> [Set exercise]: Repeat all of the material exactly as given.

> [Records for the task]:
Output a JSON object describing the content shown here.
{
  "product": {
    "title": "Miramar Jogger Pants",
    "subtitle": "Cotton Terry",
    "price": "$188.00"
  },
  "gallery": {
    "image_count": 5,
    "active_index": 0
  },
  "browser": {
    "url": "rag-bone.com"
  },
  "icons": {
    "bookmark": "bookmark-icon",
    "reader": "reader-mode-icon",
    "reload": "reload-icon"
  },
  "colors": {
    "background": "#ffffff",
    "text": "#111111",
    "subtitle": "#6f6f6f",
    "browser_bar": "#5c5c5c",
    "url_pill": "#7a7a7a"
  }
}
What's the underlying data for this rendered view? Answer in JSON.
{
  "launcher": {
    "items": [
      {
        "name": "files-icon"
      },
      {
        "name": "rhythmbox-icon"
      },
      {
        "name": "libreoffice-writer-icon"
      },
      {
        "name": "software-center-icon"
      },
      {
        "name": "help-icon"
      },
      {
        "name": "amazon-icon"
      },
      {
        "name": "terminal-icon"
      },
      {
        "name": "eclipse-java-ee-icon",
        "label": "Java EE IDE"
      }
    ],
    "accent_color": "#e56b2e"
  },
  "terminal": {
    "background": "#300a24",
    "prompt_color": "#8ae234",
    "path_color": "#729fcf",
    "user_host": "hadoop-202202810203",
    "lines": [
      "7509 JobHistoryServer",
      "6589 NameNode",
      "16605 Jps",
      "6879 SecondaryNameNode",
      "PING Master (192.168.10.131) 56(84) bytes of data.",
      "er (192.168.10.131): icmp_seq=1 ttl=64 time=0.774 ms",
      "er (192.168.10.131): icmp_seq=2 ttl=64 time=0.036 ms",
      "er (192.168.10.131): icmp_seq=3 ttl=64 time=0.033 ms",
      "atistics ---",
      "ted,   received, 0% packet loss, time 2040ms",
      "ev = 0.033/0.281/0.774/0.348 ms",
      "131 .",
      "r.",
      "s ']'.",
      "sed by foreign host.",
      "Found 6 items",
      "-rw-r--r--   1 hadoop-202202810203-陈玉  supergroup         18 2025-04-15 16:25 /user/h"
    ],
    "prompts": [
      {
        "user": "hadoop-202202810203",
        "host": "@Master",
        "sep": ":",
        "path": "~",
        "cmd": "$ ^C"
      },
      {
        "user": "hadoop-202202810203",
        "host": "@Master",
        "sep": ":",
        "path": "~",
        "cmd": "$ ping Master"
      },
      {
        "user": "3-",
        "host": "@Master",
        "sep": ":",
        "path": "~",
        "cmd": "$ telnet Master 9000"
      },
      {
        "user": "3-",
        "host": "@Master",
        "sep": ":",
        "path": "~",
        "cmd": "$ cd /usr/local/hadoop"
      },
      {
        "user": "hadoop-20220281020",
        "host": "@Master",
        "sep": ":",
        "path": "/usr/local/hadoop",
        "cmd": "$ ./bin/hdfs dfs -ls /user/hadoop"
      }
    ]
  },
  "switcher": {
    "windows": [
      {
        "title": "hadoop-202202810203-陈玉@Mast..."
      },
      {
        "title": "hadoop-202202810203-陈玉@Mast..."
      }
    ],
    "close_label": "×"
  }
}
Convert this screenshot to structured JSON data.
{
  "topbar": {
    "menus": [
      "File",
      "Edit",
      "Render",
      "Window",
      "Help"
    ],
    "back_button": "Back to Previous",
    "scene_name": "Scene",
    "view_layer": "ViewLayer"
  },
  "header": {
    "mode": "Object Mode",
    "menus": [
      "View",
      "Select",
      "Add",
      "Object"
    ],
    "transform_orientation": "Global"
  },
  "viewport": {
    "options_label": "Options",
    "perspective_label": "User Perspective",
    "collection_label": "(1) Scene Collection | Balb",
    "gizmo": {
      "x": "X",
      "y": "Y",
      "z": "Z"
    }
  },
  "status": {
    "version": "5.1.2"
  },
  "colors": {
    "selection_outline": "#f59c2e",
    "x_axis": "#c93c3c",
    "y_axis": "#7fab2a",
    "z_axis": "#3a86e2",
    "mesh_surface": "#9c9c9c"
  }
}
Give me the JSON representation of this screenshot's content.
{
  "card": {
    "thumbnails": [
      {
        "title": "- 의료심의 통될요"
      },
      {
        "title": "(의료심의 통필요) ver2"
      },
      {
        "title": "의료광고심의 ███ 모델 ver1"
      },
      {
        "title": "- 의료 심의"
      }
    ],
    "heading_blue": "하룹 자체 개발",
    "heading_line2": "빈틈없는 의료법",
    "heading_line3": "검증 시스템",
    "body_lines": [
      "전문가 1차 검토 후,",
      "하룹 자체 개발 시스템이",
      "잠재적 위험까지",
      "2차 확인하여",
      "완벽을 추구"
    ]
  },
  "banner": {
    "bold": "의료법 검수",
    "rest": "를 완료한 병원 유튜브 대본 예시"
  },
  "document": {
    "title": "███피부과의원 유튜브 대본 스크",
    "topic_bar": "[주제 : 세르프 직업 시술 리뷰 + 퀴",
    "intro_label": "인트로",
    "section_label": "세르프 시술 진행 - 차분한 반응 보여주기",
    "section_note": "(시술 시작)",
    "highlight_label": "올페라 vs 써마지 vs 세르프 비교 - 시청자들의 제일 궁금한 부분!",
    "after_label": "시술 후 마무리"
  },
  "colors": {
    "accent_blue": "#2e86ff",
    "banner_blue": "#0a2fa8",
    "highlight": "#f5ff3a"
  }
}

> [Task response]:
Output a JSON object describing the content shown here.
{
  "product": {
    "title": "Miramar Jogger Pants",
    "subtitle": "Cotton Terry",
    "price": "$188.00"
  },
  "gallery": {
    "image_count": 5,
    "active_index": 0
  },
  "browser": {
    "url": "rag-bone.com"
  },
  "icons": {
    "bookmark": "bookmark-icon",
    "reader": "reader-mode-icon",
    "reload": "reload-icon"
  },
  "colors": {
    "background": "#ffffff",
    "text": "#111111",
    "subtitle": "#6f6f6f",
    "browser_bar": "#5c5c5c",
    "url_pill": "#7a7a7a"
  }
}
What's the underlying data for this rendered view? Answer in JSON.
{
  "launcher": {
    "items": [
      {
        "name": "files-icon"
      },
      {
        "name": "rhythmbox-icon"
      },
      {
        "name": "libreoffice-writer-icon"
      },
      {
        "name": "software-center-icon"
      },
      {
        "name": "help-icon"
      },
      {
        "name": "amazon-icon"
      },
      {
        "name": "terminal-icon"
      },
      {
        "name": "eclipse-java-ee-icon",
        "label": "Java EE IDE"
      }
    ],
    "accent_color": "#e56b2e"
  },
  "terminal": {
    "background": "#300a24",
    "prompt_color": "#8ae234",
    "path_color": "#729fcf",
    "user_host": "hadoop-202202810203",
    "lines": [
      "7509 JobHistoryServer",
      "6589 NameNode",
      "16605 Jps",
      "6879 SecondaryNameNode",
      "PING Master (192.168.10.131) 56(84) bytes of data.",
      "er (192.168.10.131): icmp_seq=1 ttl=64 time=0.774 ms",
      "er (192.168.10.131): icmp_seq=2 ttl=64 time=0.036 ms",
      "er (192.168.10.131): icmp_seq=3 ttl=64 time=0.033 ms",
      "atistics ---",
      "ted,   received, 0% packet loss, time 2040ms",
      "ev = 0.033/0.281/0.774/0.348 ms",
      "131 .",
      "r.",
      "s ']'.",
      "sed by foreign host.",
      "Found 6 items",
      "-rw-r--r--   1 hadoop-202202810203-陈玉  supergroup         18 2025-04-15 16:25 /user/h"
    ],
    "prompts": [
      {
        "user": "hadoop-202202810203",
        "host": "@Master",
        "sep": ":",
        "path": "~",
        "cmd": "$ ^C"
      },
      {
        "user": "hadoop-202202810203",
        "host": "@Master",
        "sep": ":",
        "path": "~",
        "cmd": "$ ping Master"
      },
      {
        "user": "3-",
        "host": "@Master",
        "sep": ":",
        "path": "~",
        "cmd": "$ telnet Master 9000"
      },
      {
        "user": "3-",
        "host": "@Master",
        "sep": ":",
        "path": "~",
        "cmd": "$ cd /usr/local/hadoop"
      },
      {
        "user": "hadoop-20220281020",
        "host": "@Master",
        "sep": ":",
        "path": "/usr/local/hadoop",
        "cmd": "$ ./bin/hdfs dfs -ls /user/hadoop"
      }
    ]
  },
  "switcher": {
    "windows": [
      {
        "title": "hadoop-202202810203-陈玉@Mast..."
      },
      {
        "title": "hadoop-202202810203-陈玉@Mast..."
      }
    ],
    "close_label": "×"
  }
}
Convert this screenshot to structured JSON data.
{
  "topbar": {
    "menus": [
      "File",
      "Edit",
      "Render",
      "Window",
      "Help"
    ],
    "back_button": "Back to Previous",
    "scene_name": "Scene",
    "view_layer": "ViewLayer"
  },
  "header": {
    "mode": "Object Mode",
    "menus": [
      "View",
      "Select",
      "Add",
      "Object"
    ],
    "transform_orientation": "Global"
  },
  "viewport": {
    "options_label": "Options",
    "perspective_label": "User Perspective",
    "collection_label": "(1) Scene Collection | Balb",
    "gizmo": {
      "x": "X",
      "y": "Y",
      "z": "Z"
    }
  },
  "status": {
    "version": "5.1.2"
  },
  "colors": {
    "selection_outline": "#f59c2e",
    "x_axis": "#c93c3c",
    "y_axis": "#7fab2a",
    "z_axis": "#3a86e2",
    "mesh_surface": "#9c9c9c"
  }
}
Give me the JSON representation of this screenshot's content.
{
  "card": {
    "thumbnails": [
      {
        "title": "- 의료심의 통될요"
      },
      {
        "title": "(의료심의 통필요) ver2"
      },
      {
        "title": "의료광고심의 ███ 모델 ver1"
      },
      {
        "title": "- 의료 심의"
      }
    ],
    "heading_blue": "하룹 자체 개발",
    "heading_line2": "빈틈없는 의료법",
    "heading_line3": "검증 시스템",
    "body_lines": [
      "전문가 1차 검토 후,",
      "하룹 자체 개발 시스템이",
      "잠재적 위험까지",
      "2차 확인하여",
      "완벽을 추구"
    ]
  },
  "banner": {
    "bold": "의료법 검수",
    "rest": "를 완료한 병원 유튜브 대본 예시"
  },
  "document": {
    "title": "███피부과의원 유튜브 대본 스크",
    "topic_bar": "[주제 : 세르프 직업 시술 리뷰 + 퀴",
    "intro_label": "인트로",
    "section_label": "세르프 시술 진행 - 차분한 반응 보여주기",
    "section_note": "(시술 시작)",
    "highlight_label": "올페라 vs 써마지 vs 세르프 비교 - 시청자들의 제일 궁금한 부분!",
    "after_label": "시술 후 마무리"
  },
  "colors": {
    "accent_blue": "#2e86ff",
    "banner_blue": "#0a2fa8",
    "highlight": "#f5ff3a"
  }
}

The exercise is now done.